REQUIREMENT: Will you transcribe the entries that follow, exactly and in full?
-- Start THE DATA --
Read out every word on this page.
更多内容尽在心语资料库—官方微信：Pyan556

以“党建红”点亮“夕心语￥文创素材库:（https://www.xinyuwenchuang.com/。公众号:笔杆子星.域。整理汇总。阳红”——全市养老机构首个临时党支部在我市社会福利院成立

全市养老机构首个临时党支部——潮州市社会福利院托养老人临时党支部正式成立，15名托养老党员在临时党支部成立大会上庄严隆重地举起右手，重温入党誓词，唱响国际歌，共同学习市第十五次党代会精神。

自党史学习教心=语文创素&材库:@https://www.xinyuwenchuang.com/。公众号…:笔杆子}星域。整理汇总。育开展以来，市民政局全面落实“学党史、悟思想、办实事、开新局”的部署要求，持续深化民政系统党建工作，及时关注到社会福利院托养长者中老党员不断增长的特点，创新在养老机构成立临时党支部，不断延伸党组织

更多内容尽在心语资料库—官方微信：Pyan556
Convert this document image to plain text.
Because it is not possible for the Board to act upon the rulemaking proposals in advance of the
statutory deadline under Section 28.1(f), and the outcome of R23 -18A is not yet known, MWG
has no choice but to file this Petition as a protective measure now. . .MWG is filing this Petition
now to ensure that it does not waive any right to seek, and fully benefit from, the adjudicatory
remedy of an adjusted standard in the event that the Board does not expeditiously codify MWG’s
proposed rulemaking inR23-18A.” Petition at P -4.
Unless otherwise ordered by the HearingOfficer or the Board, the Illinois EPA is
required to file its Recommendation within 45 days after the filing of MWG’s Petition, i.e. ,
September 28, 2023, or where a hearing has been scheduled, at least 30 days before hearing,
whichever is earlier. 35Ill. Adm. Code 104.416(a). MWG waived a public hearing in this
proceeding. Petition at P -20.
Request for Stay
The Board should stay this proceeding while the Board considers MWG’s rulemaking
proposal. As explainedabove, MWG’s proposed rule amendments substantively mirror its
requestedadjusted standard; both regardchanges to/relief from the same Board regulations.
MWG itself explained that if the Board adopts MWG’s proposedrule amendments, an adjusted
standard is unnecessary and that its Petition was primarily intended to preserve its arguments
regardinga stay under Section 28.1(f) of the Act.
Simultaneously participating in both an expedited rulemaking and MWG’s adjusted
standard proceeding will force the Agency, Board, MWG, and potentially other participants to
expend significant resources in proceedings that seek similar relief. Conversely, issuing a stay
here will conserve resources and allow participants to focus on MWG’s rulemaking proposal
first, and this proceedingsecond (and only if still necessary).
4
-- End THE DATA --
SOLVED EXERCISE:
Read out every word on this page.
更多内容尽在心语资料库—官方微信：Pyan556

以“党建红”点亮“夕心语￥文创素材库:（https://www.xinyuwenchuang.com/。公众号:笔杆子星.域。整理汇总。阳红”——全市养老机构首个临时党支部在我市社会福利院成立

全市养老机构首个临时党支部——潮州市社会福利院托养老人临时党支部正式成立，15名托养老党员在临时党支部成立大会上庄严隆重地举起右手，重温入党誓词，唱响国际歌，共同学习市第十五次党代会精神。

自党史学习教心=语文创素&材库:@https://www.xinyuwenchuang.com/。公众号…:笔杆子}星域。整理汇总。育开展以来，市民政局全面落实“学党史、悟思想、办实事、开新局”的部署要求，持续深化民政系统党建工作，及时关注到社会福利院托养长者中老党员不断增长的特点，创新在养老机构成立临时党支部，不断延伸党组织

更多内容尽在心语资料库—官方微信：Pyan556
Convert this document image to plain text.
Because it is not possible for the Board to act upon the rulemaking proposals in advance of the
statutory deadline under Section 28.1(f), and the outcome of R23 -18A is not yet known, MWG
has no choice but to file this Petition as a protective measure now. . .MWG is filing this Petition
now to ensure that it does not waive any right to seek, and fully benefit from, the adjudicatory
remedy of an adjusted standard in the event that the Board does not expeditiously codify MWG’s
proposed rulemaking inR23-18A.” Petition at P -4.
Unless otherwise ordered by the HearingOfficer or the Board, the Illinois EPA is
required to file its Recommendation within 45 days after the filing of MWG’s Petition, i.e. ,
September 28, 2023, or where a hearing has been scheduled, at least 30 days before hearing,
whichever is earlier. 35Ill. Adm. Code 104.416(a). MWG waived a public hearing in this
proceeding. Petition at P -20.
Request for Stay
The Board should stay this proceeding while the Board considers MWG’s rulemaking
proposal. As explainedabove, MWG’s proposed rule amendments substantively mirror its
requestedadjusted standard; both regardchanges to/relief from the same Board regulations.
MWG itself explained that if the Board adopts MWG’s proposedrule amendments, an adjusted
standard is unnecessary and that its Petition was primarily intended to preserve its arguments
regardinga stay under Section 28.1(f) of the Act.
Simultaneously participating in both an expedited rulemaking and MWG’s adjusted
standard proceeding will force the Agency, Board, MWG, and potentially other participants to
expend significant resources in proceedings that seek similar relief. Conversely, issuing a stay
here will conserve resources and allow participants to focus on MWG’s rulemaking proposal
first, and this proceedingsecond (and only if still necessary).
4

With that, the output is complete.